**Task description:** Work through the data below line by line and say how many lines hold "SDTVAR"; give only the number.

**Exercise inputs:**
○ ○ ○

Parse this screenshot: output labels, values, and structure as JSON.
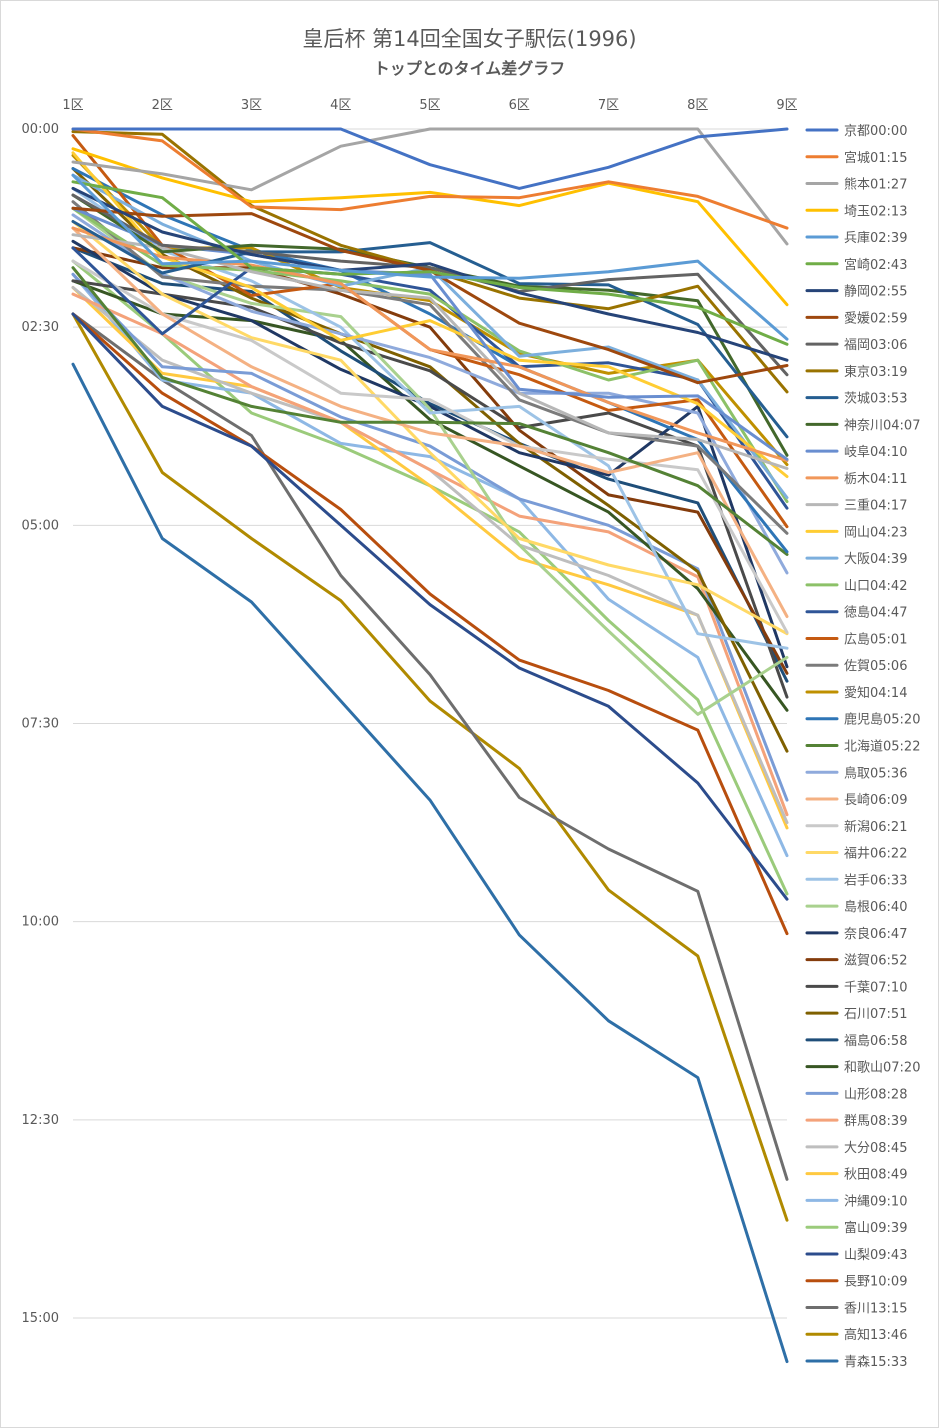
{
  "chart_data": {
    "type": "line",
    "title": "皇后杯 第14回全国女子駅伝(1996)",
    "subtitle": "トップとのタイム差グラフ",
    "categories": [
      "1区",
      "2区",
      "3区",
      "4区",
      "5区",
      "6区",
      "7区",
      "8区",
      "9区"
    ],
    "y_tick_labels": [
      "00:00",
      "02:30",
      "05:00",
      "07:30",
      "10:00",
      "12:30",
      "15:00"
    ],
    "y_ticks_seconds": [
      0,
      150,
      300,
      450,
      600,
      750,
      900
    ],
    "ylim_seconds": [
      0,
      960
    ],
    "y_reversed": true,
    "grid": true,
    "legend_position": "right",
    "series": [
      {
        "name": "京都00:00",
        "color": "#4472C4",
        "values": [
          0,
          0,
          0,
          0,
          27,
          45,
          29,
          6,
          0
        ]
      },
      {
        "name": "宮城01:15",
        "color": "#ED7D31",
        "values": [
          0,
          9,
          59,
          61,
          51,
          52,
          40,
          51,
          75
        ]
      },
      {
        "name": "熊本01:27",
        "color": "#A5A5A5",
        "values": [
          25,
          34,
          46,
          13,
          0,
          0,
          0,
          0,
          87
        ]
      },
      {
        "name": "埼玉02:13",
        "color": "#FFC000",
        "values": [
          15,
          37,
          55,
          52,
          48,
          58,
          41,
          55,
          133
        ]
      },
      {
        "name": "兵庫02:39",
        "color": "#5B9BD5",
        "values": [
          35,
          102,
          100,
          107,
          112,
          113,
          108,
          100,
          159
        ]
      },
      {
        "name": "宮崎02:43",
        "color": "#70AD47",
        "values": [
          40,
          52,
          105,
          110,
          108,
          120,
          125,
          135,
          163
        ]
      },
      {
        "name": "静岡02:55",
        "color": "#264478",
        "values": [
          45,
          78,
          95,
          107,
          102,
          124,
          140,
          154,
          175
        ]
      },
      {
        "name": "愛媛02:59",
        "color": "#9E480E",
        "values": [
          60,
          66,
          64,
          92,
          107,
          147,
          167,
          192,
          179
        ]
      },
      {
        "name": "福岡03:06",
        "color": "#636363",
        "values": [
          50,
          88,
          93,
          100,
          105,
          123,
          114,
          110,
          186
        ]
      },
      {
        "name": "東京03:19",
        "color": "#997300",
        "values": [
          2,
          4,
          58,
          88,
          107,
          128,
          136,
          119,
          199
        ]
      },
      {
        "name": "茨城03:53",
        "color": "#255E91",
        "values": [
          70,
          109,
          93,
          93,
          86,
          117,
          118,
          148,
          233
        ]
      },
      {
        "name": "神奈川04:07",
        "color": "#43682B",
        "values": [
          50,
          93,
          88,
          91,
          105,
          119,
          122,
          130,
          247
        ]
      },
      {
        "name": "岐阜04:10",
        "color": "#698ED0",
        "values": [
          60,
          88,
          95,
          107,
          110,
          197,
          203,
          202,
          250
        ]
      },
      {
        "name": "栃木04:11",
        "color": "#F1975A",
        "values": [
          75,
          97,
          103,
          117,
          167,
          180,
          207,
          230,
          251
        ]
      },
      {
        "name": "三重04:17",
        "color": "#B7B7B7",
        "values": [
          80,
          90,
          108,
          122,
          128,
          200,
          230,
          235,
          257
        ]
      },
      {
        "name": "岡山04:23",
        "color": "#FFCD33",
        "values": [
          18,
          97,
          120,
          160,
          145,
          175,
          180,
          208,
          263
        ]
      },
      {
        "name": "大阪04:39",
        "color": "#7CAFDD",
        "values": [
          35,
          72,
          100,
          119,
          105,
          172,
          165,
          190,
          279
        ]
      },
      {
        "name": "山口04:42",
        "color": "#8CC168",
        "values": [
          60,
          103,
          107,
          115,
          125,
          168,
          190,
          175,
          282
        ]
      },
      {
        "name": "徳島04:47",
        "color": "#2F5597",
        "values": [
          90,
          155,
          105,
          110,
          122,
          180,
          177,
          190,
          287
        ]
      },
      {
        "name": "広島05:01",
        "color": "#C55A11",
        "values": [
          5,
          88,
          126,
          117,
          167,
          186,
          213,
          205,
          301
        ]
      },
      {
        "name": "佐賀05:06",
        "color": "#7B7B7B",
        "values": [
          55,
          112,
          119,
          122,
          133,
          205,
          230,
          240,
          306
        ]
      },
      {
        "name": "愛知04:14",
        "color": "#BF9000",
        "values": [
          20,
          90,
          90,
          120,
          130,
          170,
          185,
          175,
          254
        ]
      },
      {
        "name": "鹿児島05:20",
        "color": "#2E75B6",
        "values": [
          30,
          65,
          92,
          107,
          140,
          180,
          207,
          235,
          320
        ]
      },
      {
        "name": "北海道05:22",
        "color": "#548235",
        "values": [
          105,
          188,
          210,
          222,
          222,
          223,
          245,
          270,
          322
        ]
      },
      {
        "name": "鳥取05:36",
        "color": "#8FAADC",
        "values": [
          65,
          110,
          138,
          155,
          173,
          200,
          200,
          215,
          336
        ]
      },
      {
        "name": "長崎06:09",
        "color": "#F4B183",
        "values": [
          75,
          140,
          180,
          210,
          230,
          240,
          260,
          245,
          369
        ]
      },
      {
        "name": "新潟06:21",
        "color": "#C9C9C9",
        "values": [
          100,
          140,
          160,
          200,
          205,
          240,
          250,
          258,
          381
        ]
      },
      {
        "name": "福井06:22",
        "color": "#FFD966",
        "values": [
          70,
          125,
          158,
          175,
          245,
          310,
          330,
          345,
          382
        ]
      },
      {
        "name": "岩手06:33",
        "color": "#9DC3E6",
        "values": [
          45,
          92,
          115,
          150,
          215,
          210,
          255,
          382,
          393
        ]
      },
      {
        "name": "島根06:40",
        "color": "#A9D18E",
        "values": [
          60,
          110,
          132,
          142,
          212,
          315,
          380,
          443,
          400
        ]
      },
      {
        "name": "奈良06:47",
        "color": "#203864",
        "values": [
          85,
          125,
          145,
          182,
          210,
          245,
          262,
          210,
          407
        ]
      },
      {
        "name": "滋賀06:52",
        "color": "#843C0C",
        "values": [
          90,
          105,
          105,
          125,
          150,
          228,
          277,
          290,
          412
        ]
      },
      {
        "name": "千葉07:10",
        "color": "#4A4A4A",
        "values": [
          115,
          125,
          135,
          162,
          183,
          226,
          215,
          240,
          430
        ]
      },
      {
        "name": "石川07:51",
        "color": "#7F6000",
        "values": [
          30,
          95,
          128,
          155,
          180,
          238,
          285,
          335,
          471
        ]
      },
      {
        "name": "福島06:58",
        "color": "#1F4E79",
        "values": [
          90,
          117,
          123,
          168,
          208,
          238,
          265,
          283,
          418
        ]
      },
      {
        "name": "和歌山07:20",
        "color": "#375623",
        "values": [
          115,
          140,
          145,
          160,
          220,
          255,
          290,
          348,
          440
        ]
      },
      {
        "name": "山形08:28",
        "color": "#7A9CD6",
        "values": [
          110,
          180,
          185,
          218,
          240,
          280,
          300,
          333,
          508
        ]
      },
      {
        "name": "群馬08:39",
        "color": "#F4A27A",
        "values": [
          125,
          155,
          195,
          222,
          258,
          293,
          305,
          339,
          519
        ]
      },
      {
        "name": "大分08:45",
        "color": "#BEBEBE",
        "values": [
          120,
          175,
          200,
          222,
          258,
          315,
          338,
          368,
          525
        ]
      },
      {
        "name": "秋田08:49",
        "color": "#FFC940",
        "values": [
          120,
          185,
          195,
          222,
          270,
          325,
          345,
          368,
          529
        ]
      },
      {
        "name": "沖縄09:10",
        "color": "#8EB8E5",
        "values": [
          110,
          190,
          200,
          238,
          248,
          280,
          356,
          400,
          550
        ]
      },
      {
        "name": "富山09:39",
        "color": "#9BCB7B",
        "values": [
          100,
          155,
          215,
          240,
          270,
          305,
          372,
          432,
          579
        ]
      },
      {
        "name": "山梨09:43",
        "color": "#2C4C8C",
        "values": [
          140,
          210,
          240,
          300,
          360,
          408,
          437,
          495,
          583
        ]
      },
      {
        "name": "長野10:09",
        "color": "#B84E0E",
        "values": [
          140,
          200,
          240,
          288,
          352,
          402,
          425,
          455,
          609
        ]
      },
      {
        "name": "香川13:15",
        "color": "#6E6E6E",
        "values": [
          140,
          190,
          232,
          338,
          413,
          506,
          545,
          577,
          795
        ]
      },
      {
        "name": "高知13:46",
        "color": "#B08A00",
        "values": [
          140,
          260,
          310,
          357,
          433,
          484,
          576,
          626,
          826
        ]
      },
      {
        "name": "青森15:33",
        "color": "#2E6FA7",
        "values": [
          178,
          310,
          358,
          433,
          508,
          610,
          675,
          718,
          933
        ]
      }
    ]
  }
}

○ ○ ○

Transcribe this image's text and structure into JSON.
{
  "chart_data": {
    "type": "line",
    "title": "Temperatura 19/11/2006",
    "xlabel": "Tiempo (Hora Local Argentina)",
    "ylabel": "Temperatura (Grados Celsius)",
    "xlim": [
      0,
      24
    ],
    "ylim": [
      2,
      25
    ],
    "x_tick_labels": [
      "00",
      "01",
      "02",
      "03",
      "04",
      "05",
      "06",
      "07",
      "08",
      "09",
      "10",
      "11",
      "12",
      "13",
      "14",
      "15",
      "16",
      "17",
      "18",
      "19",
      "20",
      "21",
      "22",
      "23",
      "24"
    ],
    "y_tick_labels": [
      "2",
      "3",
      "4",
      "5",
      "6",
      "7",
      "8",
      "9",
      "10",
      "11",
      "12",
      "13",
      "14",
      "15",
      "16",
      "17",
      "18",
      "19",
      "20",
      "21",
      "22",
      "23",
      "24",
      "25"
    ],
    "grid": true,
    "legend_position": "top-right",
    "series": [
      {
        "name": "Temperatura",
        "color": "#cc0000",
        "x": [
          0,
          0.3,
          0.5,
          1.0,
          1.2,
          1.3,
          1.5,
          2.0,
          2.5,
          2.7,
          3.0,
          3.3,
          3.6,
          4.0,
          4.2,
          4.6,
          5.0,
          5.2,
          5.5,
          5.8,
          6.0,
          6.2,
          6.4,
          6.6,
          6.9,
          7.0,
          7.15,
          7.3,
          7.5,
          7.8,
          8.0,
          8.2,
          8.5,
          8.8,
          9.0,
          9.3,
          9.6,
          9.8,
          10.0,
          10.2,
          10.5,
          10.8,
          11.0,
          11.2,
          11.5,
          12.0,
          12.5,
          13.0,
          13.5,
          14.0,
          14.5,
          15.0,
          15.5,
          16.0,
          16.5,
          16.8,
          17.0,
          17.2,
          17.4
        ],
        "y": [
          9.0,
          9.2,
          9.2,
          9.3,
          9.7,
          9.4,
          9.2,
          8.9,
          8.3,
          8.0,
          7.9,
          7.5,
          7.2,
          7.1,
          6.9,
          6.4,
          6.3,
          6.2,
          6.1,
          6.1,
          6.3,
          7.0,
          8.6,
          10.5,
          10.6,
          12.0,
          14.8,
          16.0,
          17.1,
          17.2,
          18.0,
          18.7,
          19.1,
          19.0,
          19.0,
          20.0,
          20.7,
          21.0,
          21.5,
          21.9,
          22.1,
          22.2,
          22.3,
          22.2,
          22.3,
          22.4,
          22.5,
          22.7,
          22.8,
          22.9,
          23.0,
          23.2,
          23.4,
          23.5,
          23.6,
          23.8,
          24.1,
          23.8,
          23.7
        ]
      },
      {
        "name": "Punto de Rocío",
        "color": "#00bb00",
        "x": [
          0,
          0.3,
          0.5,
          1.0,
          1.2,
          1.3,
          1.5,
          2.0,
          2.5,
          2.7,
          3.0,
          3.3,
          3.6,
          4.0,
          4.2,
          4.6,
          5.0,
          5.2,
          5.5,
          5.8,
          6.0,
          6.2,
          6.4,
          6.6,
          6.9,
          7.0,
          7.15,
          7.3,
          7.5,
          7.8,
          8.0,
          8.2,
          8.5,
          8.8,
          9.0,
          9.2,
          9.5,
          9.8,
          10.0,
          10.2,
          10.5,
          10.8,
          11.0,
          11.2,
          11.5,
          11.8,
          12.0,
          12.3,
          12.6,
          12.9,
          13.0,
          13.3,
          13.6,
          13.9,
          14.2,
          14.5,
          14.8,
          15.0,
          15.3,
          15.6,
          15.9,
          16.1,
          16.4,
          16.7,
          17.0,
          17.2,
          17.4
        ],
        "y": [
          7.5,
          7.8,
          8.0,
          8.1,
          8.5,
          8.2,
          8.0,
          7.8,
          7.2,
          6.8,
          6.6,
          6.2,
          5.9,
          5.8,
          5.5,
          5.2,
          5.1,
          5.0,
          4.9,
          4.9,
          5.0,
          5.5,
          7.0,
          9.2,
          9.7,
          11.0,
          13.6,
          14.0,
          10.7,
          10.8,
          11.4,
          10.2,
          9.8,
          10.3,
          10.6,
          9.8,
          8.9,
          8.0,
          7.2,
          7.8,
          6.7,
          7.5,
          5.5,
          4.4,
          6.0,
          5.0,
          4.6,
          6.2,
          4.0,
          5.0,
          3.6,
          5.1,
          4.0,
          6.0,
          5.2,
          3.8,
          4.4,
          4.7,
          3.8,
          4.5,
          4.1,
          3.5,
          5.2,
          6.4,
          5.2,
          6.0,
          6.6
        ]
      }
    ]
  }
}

○ ○ ○

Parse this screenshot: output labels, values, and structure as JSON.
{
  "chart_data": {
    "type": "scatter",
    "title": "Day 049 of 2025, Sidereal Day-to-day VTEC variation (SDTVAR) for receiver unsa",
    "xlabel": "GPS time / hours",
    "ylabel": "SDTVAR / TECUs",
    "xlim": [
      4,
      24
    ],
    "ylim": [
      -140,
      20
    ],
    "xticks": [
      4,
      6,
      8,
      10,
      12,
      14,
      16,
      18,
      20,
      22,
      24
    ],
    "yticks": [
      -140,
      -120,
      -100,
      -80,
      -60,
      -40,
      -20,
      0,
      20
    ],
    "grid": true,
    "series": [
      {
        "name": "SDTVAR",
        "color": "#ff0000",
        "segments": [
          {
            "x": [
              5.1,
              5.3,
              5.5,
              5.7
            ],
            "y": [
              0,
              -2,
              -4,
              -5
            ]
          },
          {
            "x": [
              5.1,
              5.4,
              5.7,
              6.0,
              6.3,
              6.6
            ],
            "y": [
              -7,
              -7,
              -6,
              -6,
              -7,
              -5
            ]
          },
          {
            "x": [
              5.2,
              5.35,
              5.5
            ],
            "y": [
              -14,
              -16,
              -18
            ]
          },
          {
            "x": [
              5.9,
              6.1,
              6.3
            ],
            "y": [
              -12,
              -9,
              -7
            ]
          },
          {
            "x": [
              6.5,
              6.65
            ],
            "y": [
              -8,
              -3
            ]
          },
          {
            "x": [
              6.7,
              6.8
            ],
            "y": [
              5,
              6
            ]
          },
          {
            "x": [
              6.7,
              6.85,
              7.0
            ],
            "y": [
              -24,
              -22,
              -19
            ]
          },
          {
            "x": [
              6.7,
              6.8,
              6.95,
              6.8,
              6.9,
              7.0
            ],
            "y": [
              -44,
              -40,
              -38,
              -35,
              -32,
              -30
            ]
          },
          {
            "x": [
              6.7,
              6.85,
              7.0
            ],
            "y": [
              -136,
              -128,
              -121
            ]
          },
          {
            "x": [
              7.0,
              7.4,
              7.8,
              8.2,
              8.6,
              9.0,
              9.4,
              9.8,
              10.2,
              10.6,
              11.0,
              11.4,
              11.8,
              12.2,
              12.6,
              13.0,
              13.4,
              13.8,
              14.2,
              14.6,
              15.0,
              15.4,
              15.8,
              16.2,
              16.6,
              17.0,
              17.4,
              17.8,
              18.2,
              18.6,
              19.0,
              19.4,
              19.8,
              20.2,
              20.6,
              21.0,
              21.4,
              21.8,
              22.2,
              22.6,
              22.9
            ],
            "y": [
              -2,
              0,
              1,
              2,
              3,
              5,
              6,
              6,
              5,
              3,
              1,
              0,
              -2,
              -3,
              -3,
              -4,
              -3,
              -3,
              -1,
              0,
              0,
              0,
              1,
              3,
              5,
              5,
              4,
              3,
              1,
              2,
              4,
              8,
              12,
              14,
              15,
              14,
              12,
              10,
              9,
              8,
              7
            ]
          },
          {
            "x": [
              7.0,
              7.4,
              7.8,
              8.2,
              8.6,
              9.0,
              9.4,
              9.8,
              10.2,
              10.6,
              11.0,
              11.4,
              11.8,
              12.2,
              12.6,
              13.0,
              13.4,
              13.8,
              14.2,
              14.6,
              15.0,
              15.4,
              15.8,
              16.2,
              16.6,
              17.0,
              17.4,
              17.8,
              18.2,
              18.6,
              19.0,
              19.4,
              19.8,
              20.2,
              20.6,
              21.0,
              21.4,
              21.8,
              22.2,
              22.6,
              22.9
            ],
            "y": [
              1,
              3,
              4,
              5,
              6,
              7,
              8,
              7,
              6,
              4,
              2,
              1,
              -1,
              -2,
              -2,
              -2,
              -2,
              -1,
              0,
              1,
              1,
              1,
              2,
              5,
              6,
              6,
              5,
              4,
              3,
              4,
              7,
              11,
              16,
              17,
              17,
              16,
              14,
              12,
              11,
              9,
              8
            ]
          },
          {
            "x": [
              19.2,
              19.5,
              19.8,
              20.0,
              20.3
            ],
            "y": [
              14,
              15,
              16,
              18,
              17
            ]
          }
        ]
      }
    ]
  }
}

○ ○ ○

**Output for this task:** 3